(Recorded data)
^^^^^^^^
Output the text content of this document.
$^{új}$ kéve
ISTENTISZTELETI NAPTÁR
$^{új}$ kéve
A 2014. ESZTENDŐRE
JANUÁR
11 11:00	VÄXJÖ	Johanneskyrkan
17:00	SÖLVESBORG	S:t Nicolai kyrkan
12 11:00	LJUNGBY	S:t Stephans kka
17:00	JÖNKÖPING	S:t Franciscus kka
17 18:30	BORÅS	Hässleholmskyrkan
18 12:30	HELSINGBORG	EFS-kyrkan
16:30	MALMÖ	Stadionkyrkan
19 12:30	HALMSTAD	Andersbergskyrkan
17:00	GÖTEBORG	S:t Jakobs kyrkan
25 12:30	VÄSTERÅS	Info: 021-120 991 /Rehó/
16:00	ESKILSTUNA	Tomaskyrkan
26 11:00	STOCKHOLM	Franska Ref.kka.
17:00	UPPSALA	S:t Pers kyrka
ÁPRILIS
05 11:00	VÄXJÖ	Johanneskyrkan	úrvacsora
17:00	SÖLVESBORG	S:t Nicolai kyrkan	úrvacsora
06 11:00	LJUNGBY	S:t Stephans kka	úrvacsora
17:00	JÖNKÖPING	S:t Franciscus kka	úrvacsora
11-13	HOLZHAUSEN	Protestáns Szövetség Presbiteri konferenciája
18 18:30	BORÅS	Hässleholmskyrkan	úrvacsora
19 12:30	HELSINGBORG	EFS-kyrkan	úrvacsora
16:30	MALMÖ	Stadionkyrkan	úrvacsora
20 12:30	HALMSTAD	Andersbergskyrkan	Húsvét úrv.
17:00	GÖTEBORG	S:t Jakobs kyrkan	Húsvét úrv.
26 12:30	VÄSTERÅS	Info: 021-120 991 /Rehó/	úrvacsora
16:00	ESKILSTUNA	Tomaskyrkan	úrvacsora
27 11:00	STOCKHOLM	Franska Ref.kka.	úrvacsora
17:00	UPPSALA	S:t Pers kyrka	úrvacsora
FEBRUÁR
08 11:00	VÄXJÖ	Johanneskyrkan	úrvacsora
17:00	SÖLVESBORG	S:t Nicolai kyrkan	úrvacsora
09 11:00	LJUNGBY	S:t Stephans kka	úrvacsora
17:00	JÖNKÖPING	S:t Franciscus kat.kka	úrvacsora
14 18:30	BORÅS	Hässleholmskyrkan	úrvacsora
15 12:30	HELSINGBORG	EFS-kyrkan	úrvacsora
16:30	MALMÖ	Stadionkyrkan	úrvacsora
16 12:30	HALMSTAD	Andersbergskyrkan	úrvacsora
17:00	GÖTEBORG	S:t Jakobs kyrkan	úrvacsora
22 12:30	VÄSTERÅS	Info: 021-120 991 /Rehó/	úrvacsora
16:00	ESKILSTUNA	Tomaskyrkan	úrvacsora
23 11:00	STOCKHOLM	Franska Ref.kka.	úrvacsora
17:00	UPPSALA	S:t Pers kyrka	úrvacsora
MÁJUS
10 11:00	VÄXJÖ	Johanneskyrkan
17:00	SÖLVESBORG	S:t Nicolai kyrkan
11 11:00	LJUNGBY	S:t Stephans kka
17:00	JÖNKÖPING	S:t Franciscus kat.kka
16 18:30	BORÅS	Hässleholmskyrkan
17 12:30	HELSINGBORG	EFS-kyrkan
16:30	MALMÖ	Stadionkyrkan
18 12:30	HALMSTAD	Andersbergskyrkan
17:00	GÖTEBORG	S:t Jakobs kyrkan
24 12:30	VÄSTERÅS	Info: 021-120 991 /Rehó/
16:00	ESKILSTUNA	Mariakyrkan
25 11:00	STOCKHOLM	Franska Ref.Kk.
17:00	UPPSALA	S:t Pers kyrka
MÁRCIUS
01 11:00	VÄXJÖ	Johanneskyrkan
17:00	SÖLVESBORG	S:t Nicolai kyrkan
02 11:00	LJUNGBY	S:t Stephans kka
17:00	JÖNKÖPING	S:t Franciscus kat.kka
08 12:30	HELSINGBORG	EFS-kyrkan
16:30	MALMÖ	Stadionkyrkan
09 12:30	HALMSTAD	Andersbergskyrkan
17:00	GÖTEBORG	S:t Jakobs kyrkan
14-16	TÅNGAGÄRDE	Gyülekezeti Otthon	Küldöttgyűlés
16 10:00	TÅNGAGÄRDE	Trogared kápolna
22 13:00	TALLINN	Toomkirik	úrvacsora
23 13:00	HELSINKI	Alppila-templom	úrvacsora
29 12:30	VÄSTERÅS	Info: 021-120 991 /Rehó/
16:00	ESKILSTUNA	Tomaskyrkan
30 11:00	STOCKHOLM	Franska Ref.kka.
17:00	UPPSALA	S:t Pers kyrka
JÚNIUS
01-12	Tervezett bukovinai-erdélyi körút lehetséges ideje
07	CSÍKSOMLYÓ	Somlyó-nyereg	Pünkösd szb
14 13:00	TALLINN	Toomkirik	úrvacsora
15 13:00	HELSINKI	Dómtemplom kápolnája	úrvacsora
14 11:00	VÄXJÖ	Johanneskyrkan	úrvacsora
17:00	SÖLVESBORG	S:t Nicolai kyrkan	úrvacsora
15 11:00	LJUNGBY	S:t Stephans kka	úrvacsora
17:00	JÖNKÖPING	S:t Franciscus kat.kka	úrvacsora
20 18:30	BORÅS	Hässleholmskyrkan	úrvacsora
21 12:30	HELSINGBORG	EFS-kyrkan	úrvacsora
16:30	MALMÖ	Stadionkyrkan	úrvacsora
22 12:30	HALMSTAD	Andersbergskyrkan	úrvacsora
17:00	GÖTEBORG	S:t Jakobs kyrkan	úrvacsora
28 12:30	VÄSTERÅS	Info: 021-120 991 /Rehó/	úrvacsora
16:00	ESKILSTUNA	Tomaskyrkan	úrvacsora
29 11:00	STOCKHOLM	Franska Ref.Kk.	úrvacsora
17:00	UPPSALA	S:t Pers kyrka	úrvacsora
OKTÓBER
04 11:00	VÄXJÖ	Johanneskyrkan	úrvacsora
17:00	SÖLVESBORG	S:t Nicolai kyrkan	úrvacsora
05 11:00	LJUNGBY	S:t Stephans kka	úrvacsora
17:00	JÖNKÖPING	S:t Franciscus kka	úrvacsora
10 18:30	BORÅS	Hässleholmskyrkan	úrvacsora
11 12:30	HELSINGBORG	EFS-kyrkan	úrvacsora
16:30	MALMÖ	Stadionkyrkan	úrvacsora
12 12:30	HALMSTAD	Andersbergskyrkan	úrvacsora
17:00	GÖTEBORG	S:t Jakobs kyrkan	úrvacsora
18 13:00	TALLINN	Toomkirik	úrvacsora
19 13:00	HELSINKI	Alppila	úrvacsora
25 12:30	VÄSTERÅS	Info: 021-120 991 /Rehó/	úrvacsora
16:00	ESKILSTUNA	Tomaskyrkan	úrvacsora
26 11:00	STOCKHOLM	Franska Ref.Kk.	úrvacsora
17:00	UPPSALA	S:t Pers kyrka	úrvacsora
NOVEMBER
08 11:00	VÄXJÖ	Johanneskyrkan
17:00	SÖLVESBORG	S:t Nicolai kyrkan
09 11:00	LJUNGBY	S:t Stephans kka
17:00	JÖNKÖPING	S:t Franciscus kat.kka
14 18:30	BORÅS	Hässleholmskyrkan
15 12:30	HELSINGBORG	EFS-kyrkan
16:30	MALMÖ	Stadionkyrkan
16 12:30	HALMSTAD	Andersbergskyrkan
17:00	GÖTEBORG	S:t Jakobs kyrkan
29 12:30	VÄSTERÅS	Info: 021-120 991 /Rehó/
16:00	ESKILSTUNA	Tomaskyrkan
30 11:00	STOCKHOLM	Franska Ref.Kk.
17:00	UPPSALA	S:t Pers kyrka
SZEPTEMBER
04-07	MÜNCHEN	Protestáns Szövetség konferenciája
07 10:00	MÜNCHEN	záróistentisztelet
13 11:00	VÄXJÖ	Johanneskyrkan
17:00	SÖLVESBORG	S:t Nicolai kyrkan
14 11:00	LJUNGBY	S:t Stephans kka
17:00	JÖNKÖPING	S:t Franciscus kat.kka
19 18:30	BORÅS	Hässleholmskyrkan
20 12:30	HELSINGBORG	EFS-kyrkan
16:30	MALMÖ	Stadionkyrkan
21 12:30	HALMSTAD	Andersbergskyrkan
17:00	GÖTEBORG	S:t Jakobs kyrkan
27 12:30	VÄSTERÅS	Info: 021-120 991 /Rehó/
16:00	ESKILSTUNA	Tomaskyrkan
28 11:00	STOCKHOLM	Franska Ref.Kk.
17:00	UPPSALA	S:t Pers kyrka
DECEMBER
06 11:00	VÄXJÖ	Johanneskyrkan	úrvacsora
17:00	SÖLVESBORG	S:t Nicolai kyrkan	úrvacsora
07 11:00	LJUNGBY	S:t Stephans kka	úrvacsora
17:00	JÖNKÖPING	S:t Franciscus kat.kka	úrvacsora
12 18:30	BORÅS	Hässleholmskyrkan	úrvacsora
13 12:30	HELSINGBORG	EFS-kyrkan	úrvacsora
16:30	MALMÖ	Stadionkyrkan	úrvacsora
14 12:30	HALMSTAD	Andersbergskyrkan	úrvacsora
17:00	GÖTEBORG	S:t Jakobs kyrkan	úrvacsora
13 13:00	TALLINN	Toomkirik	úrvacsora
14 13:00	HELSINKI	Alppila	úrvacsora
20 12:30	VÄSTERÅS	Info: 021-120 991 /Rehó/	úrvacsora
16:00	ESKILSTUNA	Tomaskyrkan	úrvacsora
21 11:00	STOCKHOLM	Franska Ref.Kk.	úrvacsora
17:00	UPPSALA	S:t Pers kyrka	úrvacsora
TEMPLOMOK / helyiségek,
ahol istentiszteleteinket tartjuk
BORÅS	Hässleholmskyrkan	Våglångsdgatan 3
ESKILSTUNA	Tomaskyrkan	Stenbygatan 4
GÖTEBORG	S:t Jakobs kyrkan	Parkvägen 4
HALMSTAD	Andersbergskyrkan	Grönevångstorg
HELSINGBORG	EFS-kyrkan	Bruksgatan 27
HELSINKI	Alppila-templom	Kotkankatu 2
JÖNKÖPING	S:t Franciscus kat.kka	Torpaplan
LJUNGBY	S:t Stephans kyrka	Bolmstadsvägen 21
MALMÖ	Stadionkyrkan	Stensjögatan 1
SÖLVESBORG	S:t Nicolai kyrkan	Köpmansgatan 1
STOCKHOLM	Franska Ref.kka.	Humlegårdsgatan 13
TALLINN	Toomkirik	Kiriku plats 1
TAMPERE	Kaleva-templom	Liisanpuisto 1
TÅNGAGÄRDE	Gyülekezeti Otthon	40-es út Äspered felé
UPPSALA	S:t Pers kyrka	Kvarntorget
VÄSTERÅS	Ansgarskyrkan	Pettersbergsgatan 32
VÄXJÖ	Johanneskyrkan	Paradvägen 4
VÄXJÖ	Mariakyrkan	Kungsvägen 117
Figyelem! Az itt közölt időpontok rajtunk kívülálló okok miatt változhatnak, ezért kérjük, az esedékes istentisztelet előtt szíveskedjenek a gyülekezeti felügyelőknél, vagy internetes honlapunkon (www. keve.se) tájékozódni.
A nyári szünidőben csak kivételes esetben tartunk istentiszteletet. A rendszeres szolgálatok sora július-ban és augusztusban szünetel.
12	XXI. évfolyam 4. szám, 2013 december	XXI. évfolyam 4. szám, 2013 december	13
^^^^^^^^
• REQUIREMENT: Search the entries for the string "STOCKHOLM" and collect each line that has it.

• IN RESPONSE:
26 11:00	STOCKHOLM	Franska Ref.kka.
27 11:00	STOCKHOLM	Franska Ref.kka.	úrvacsora
23 11:00	STOCKHOLM	Franska Ref.kka.	úrvacsora
25 11:00	STOCKHOLM	Franska Ref.Kk.
30 11:00	STOCKHOLM	Franska Ref.kka.
29 11:00	STOCKHOLM	Franska Ref.Kk.	úrvacsora
26 11:00	STOCKHOLM	Franska Ref.Kk.	úrvacsora
30 11:00	STOCKHOLM	Franska Ref.Kk.
28 11:00	STOCKHOLM	Franska Ref.Kk.
21 11:00	STOCKHOLM	Franska Ref.Kk.	úrvacsora
STOCKHOLM	Franska Ref.kka.	Humlegårdsgatan 13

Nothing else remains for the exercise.